▶ Task requirements:
Repeat, exactly and in full, the lines of the listing below, but without any pictures.

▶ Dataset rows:
★ ★ ★ ★ ★

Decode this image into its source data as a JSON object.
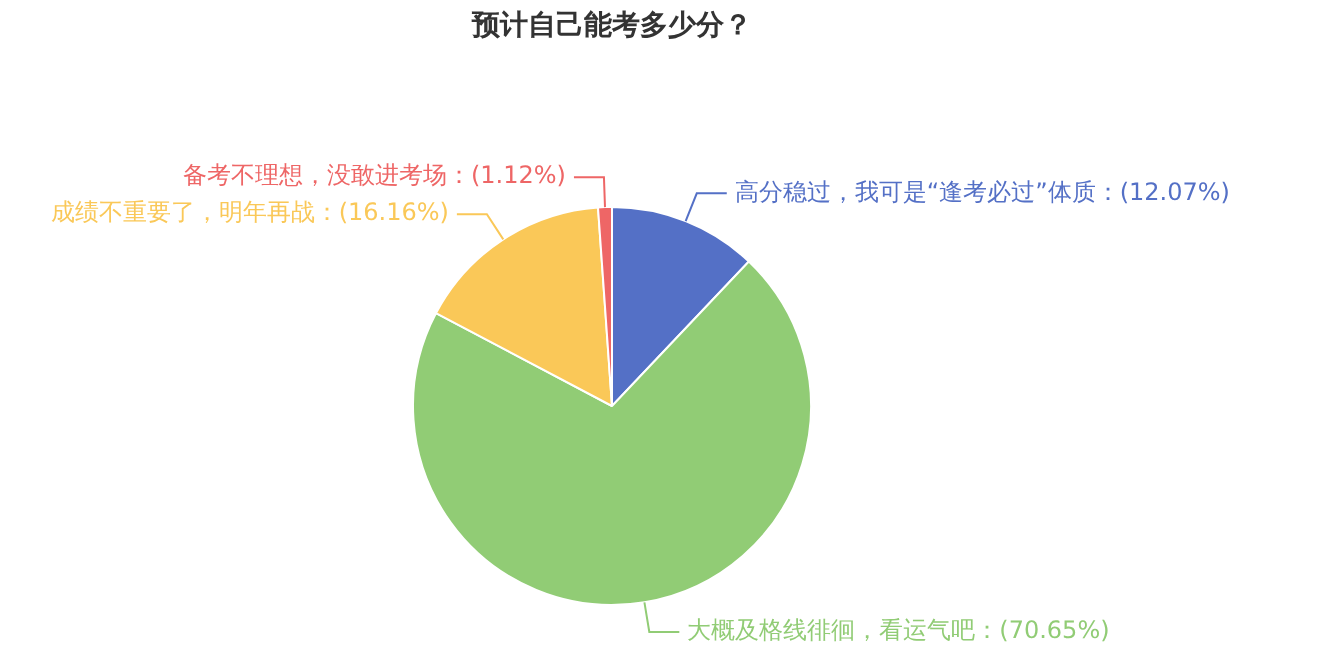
{
  "chart_data": {
    "type": "pie",
    "title": "预计自己能考多少分？",
    "categories": [
      "高分稳过，我可是“逢考必过”体质",
      "大概及格线徘徊，看运气吧",
      "成绩不重要了，明年再战",
      "备考不理想，没敢进考场"
    ],
    "values": [
      12.07,
      70.65,
      16.16,
      1.12
    ],
    "value_labels": [
      "(12.07%)",
      "(70.65%)",
      "(16.16%)",
      "(1.12%)"
    ],
    "colors": [
      "#5470c6",
      "#91cc75",
      "#fac858",
      "#ee6666"
    ]
  }
}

★ ★ ★ ★ ★

▶ Result:
Decode this image into its source data as a JSON object.
{
  "chart_data": {
    "type": "pie",
    "title": "预计自己能考多少分？",
    "categories": [
      "高分稳过，我可是“逢考必过”体质",
      "大概及格线徘徊，看运气吧",
      "成绩不重要了，明年再战",
      "备考不理想，没敢进考场"
    ],
    "values": [
      12.07,
      70.65,
      16.16,
      1.12
    ],
    "value_labels": [
      "(12.07%)",
      "(70.65%)",
      "(16.16%)",
      "(1.12%)"
    ],
    "colors": [
      "#5470c6",
      "#91cc75",
      "#fac858",
      "#ee6666"
    ]
  }
}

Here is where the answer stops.